Directions: In the copy, include every entry exactly but none of the images.

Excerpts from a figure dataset
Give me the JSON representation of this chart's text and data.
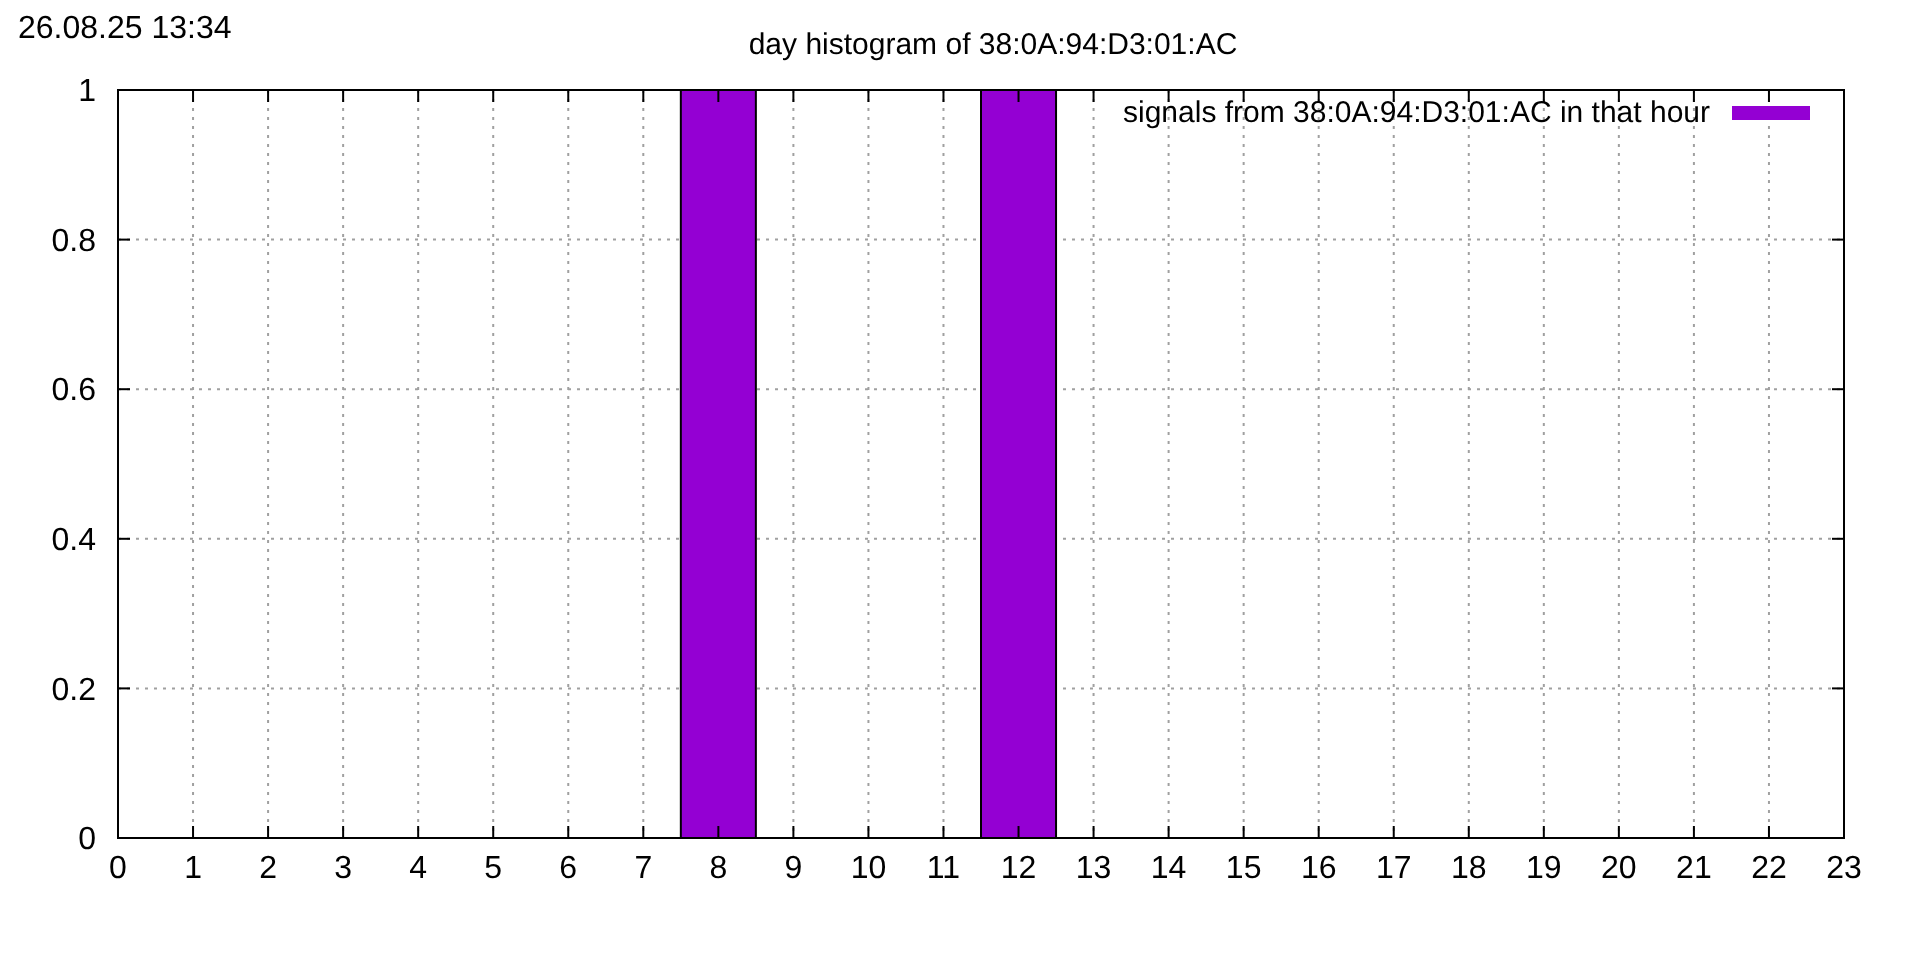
{
  "chart_data": {
    "type": "bar",
    "title": "day histogram of 38:0A:94:D3:01:AC",
    "annotations": [
      "26.08.25 13:34"
    ],
    "x": [
      0,
      1,
      2,
      3,
      4,
      5,
      6,
      7,
      8,
      9,
      10,
      11,
      12,
      13,
      14,
      15,
      16,
      17,
      18,
      19,
      20,
      21,
      22,
      23
    ],
    "series": [
      {
        "name": "signals from 38:0A:94:D3:01:AC in that hour",
        "color": "#9400d3",
        "values": [
          0,
          0,
          0,
          0,
          0,
          0,
          0,
          0,
          1,
          0,
          0,
          0,
          1,
          0,
          0,
          0,
          0,
          0,
          0,
          0,
          0,
          0,
          0,
          0
        ]
      }
    ],
    "xlim": [
      0,
      23
    ],
    "xticks": [
      0,
      1,
      2,
      3,
      4,
      5,
      6,
      7,
      8,
      9,
      10,
      11,
      12,
      13,
      14,
      15,
      16,
      17,
      18,
      19,
      20,
      21,
      22,
      23
    ],
    "ylim": [
      0,
      1
    ],
    "yticks": [
      0,
      {
        "value": 0.2,
        "label": "0.2"
      },
      {
        "value": 0.4,
        "label": "0.4"
      },
      {
        "value": 0.6,
        "label": "0.6"
      },
      {
        "value": 0.8,
        "label": "0.8"
      },
      1
    ],
    "grid": true,
    "legend": "top right"
  }
}
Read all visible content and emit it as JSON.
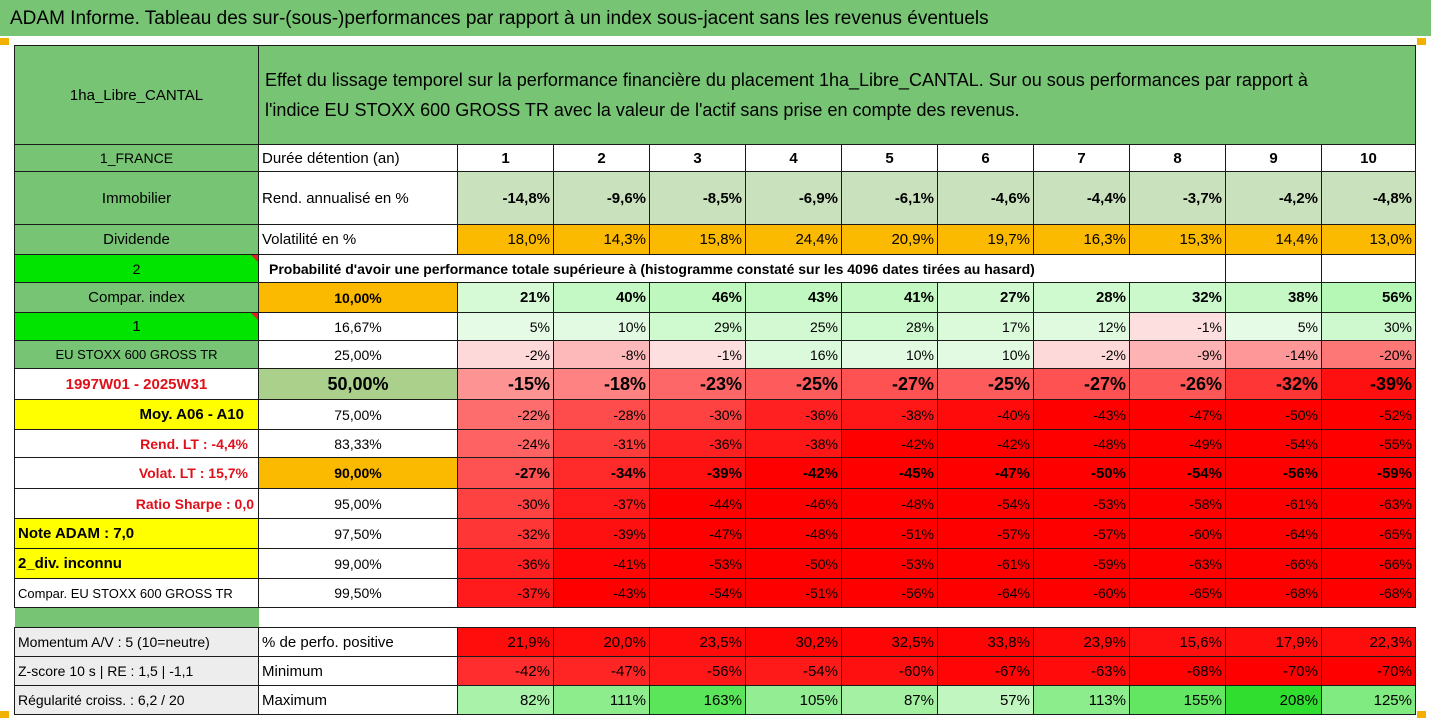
{
  "title": "ADAM Informe. Tableau des sur-(sous-)performances par rapport à un index sous-jacent sans les revenus éventuels",
  "asset_name": "1ha_Libre_CANTAL",
  "description_line1": "Effet du lissage temporel sur la performance financière du placement 1ha_Libre_CANTAL. Sur ou sous performances par rapport à",
  "description_line2": "l'indice EU STOXX 600 GROSS TR avec la valeur de l'actif sans prise en compte des revenus.",
  "holding": {
    "label_left": "1_FRANCE",
    "label": "Durée détention (an)",
    "years": [
      "1",
      "2",
      "3",
      "4",
      "5",
      "6",
      "7",
      "8",
      "9",
      "10"
    ]
  },
  "return_row": {
    "label_left": "Immobilier",
    "label": "Rend. annualisé en %",
    "values": [
      "-14,8%",
      "-9,6%",
      "-8,5%",
      "-6,9%",
      "-6,1%",
      "-4,6%",
      "-4,4%",
      "-3,7%",
      "-4,2%",
      "-4,8%"
    ]
  },
  "volatility_row": {
    "label_left": "Dividende",
    "label": "Volatilité en %",
    "values": [
      "18,0%",
      "14,3%",
      "15,8%",
      "24,4%",
      "20,9%",
      "19,7%",
      "16,3%",
      "15,3%",
      "14,4%",
      "13,0%"
    ]
  },
  "probability_header": {
    "label_left": "2",
    "text": "Probabilité d'avoir une performance totale supérieure à (histogramme constaté sur les 4096 dates tirées au hasard)"
  },
  "quantile_rows": [
    {
      "left": "Compar. index",
      "pct": "10,00%",
      "values": [
        "21%",
        "40%",
        "46%",
        "43%",
        "41%",
        "27%",
        "28%",
        "32%",
        "38%",
        "56%"
      ]
    },
    {
      "left": "1",
      "pct": "16,67%",
      "values": [
        "5%",
        "10%",
        "29%",
        "25%",
        "28%",
        "17%",
        "12%",
        "-1%",
        "5%",
        "30%"
      ]
    },
    {
      "left": "EU STOXX 600 GROSS TR",
      "pct": "25,00%",
      "values": [
        "-2%",
        "-8%",
        "-1%",
        "16%",
        "10%",
        "10%",
        "-2%",
        "-9%",
        "-14%",
        "-20%"
      ]
    },
    {
      "left": "1997W01 - 2025W31",
      "pct": "50,00%",
      "values": [
        "-15%",
        "-18%",
        "-23%",
        "-25%",
        "-27%",
        "-25%",
        "-27%",
        "-26%",
        "-32%",
        "-39%"
      ]
    },
    {
      "left": "Moy. A06 - A10",
      "pct": "75,00%",
      "values": [
        "-22%",
        "-28%",
        "-30%",
        "-36%",
        "-38%",
        "-40%",
        "-43%",
        "-47%",
        "-50%",
        "-52%"
      ]
    },
    {
      "left": "Rend. LT :   -4,4%",
      "pct": "83,33%",
      "values": [
        "-24%",
        "-31%",
        "-36%",
        "-38%",
        "-42%",
        "-42%",
        "-48%",
        "-49%",
        "-54%",
        "-55%"
      ]
    },
    {
      "left": "Volat. LT :   15,7%",
      "pct": "90,00%",
      "values": [
        "-27%",
        "-34%",
        "-39%",
        "-42%",
        "-45%",
        "-47%",
        "-50%",
        "-54%",
        "-56%",
        "-59%"
      ]
    },
    {
      "left": "Ratio Sharpe :    0,0",
      "pct": "95,00%",
      "values": [
        "-30%",
        "-37%",
        "-44%",
        "-46%",
        "-48%",
        "-54%",
        "-53%",
        "-58%",
        "-61%",
        "-63%"
      ]
    },
    {
      "left": "Note ADAM : 7,0",
      "pct": "97,50%",
      "values": [
        "-32%",
        "-39%",
        "-47%",
        "-48%",
        "-51%",
        "-57%",
        "-57%",
        "-60%",
        "-64%",
        "-65%"
      ]
    },
    {
      "left": "2_div. inconnu",
      "pct": "99,00%",
      "values": [
        "-36%",
        "-41%",
        "-53%",
        "-50%",
        "-53%",
        "-61%",
        "-59%",
        "-63%",
        "-66%",
        "-66%"
      ]
    },
    {
      "left": "Compar. EU STOXX 600 GROSS TR",
      "pct": "99,50%",
      "values": [
        "-37%",
        "-43%",
        "-54%",
        "-51%",
        "-56%",
        "-64%",
        "-60%",
        "-65%",
        "-68%",
        "-68%"
      ]
    }
  ],
  "stats_rows": [
    {
      "left": "Momentum A/V : 5 (10=neutre)",
      "label": "% de perfo. positive",
      "values": [
        "21,9%",
        "20,0%",
        "23,5%",
        "30,2%",
        "32,5%",
        "33,8%",
        "23,9%",
        "15,6%",
        "17,9%",
        "22,3%"
      ]
    },
    {
      "left": "Z-score 10 s  |  RE : 1,5  |  -1,1",
      "label": "Minimum",
      "values": [
        "-42%",
        "-47%",
        "-56%",
        "-54%",
        "-60%",
        "-67%",
        "-63%",
        "-68%",
        "-70%",
        "-70%"
      ]
    },
    {
      "left": "Régularité croiss. : 6,2 / 20",
      "label": "Maximum",
      "values": [
        "82%",
        "111%",
        "163%",
        "105%",
        "87%",
        "57%",
        "113%",
        "155%",
        "208%",
        "125%"
      ]
    }
  ],
  "colors": {
    "header_green": "#77c474",
    "orange": "#fbb900",
    "bright_green": "#00e400",
    "yellow": "#ffff00",
    "red_text": "#e0101a",
    "light_gray": "#ededed"
  }
}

Correct result:
Give me the JSON representation of this chart's text and data.
{
  "chart_data": {
    "type": "bar",
    "title": "day histogram of 38:0A:94:D3:01:AC",
    "annotations": [
      "26.08.25 13:34"
    ],
    "x": [
      0,
      1,
      2,
      3,
      4,
      5,
      6,
      7,
      8,
      9,
      10,
      11,
      12,
      13,
      14,
      15,
      16,
      17,
      18,
      19,
      20,
      21,
      22,
      23
    ],
    "series": [
      {
        "name": "signals from 38:0A:94:D3:01:AC in that hour",
        "color": "#9400d3",
        "values": [
          0,
          0,
          0,
          0,
          0,
          0,
          0,
          0,
          1,
          0,
          0,
          0,
          1,
          0,
          0,
          0,
          0,
          0,
          0,
          0,
          0,
          0,
          0,
          0
        ]
      }
    ],
    "xlim": [
      0,
      23
    ],
    "xticks": [
      0,
      1,
      2,
      3,
      4,
      5,
      6,
      7,
      8,
      9,
      10,
      11,
      12,
      13,
      14,
      15,
      16,
      17,
      18,
      19,
      20,
      21,
      22,
      23
    ],
    "ylim": [
      0,
      1
    ],
    "yticks": [
      0,
      {
        "value": 0.2,
        "label": "0.2"
      },
      {
        "value": 0.4,
        "label": "0.4"
      },
      {
        "value": 0.6,
        "label": "0.6"
      },
      {
        "value": 0.8,
        "label": "0.8"
      },
      1
    ],
    "grid": true,
    "legend": "top right"
  }
}
Read all visible content and emit it as JSON.
{
  "title": "ADAM Informe. Tableau des sur-(sous-)performances par rapport à un index sous-jacent sans les revenus éventuels",
  "asset_name": "1ha_Libre_CANTAL",
  "description_line1": "Effet du lissage temporel sur la performance financière du placement 1ha_Libre_CANTAL. Sur ou sous performances par rapport à",
  "description_line2": "l'indice EU STOXX 600 GROSS TR avec la valeur de l'actif sans prise en compte des revenus.",
  "holding": {
    "label_left": "1_FRANCE",
    "label": "Durée détention (an)",
    "years": [
      "1",
      "2",
      "3",
      "4",
      "5",
      "6",
      "7",
      "8",
      "9",
      "10"
    ]
  },
  "return_row": {
    "label_left": "Immobilier",
    "label": "Rend. annualisé en %",
    "values": [
      "-14,8%",
      "-9,6%",
      "-8,5%",
      "-6,9%",
      "-6,1%",
      "-4,6%",
      "-4,4%",
      "-3,7%",
      "-4,2%",
      "-4,8%"
    ]
  },
  "volatility_row": {
    "label_left": "Dividende",
    "label": "Volatilité en %",
    "values": [
      "18,0%",
      "14,3%",
      "15,8%",
      "24,4%",
      "20,9%",
      "19,7%",
      "16,3%",
      "15,3%",
      "14,4%",
      "13,0%"
    ]
  },
  "probability_header": {
    "label_left": "2",
    "text": "Probabilité d'avoir une performance totale supérieure à (histogramme constaté sur les 4096 dates tirées au hasard)"
  },
  "quantile_rows": [
    {
      "left": "Compar. index",
      "pct": "10,00%",
      "values": [
        "21%",
        "40%",
        "46%",
        "43%",
        "41%",
        "27%",
        "28%",
        "32%",
        "38%",
        "56%"
      ]
    },
    {
      "left": "1",
      "pct": "16,67%",
      "values": [
        "5%",
        "10%",
        "29%",
        "25%",
        "28%",
        "17%",
        "12%",
        "-1%",
        "5%",
        "30%"
      ]
    },
    {
      "left": "EU STOXX 600 GROSS TR",
      "pct": "25,00%",
      "values": [
        "-2%",
        "-8%",
        "-1%",
        "16%",
        "10%",
        "10%",
        "-2%",
        "-9%",
        "-14%",
        "-20%"
      ]
    },
    {
      "left": "1997W01 - 2025W31",
      "pct": "50,00%",
      "values": [
        "-15%",
        "-18%",
        "-23%",
        "-25%",
        "-27%",
        "-25%",
        "-27%",
        "-26%",
        "-32%",
        "-39%"
      ]
    },
    {
      "left": "Moy. A06 - A10",
      "pct": "75,00%",
      "values": [
        "-22%",
        "-28%",
        "-30%",
        "-36%",
        "-38%",
        "-40%",
        "-43%",
        "-47%",
        "-50%",
        "-52%"
      ]
    },
    {
      "left": "Rend. LT :   -4,4%",
      "pct": "83,33%",
      "values": [
        "-24%",
        "-31%",
        "-36%",
        "-38%",
        "-42%",
        "-42%",
        "-48%",
        "-49%",
        "-54%",
        "-55%"
      ]
    },
    {
      "left": "Volat. LT :   15,7%",
      "pct": "90,00%",
      "values": [
        "-27%",
        "-34%",
        "-39%",
        "-42%",
        "-45%",
        "-47%",
        "-50%",
        "-54%",
        "-56%",
        "-59%"
      ]
    },
    {
      "left": "Ratio Sharpe :    0,0",
      "pct": "95,00%",
      "values": [
        "-30%",
        "-37%",
        "-44%",
        "-46%",
        "-48%",
        "-54%",
        "-53%",
        "-58%",
        "-61%",
        "-63%"
      ]
    },
    {
      "left": "Note ADAM : 7,0",
      "pct": "97,50%",
      "values": [
        "-32%",
        "-39%",
        "-47%",
        "-48%",
        "-51%",
        "-57%",
        "-57%",
        "-60%",
        "-64%",
        "-65%"
      ]
    },
    {
      "left": "2_div. inconnu",
      "pct": "99,00%",
      "values": [
        "-36%",
        "-41%",
        "-53%",
        "-50%",
        "-53%",
        "-61%",
        "-59%",
        "-63%",
        "-66%",
        "-66%"
      ]
    },
    {
      "left": "Compar. EU STOXX 600 GROSS TR",
      "pct": "99,50%",
      "values": [
        "-37%",
        "-43%",
        "-54%",
        "-51%",
        "-56%",
        "-64%",
        "-60%",
        "-65%",
        "-68%",
        "-68%"
      ]
    }
  ],
  "stats_rows": [
    {
      "left": "Momentum A/V : 5 (10=neutre)",
      "label": "% de perfo. positive",
      "values": [
        "21,9%",
        "20,0%",
        "23,5%",
        "30,2%",
        "32,5%",
        "33,8%",
        "23,9%",
        "15,6%",
        "17,9%",
        "22,3%"
      ]
    },
    {
      "left": "Z-score 10 s  |  RE : 1,5  |  -1,1",
      "label": "Minimum",
      "values": [
        "-42%",
        "-47%",
        "-56%",
        "-54%",
        "-60%",
        "-67%",
        "-63%",
        "-68%",
        "-70%",
        "-70%"
      ]
    },
    {
      "left": "Régularité croiss. : 6,2 / 20",
      "label": "Maximum",
      "values": [
        "82%",
        "111%",
        "163%",
        "105%",
        "87%",
        "57%",
        "113%",
        "155%",
        "208%",
        "125%"
      ]
    }
  ],
  "colors": {
    "header_green": "#77c474",
    "orange": "#fbb900",
    "bright_green": "#00e400",
    "yellow": "#ffff00",
    "red_text": "#e0101a",
    "light_gray": "#ededed"
  }
}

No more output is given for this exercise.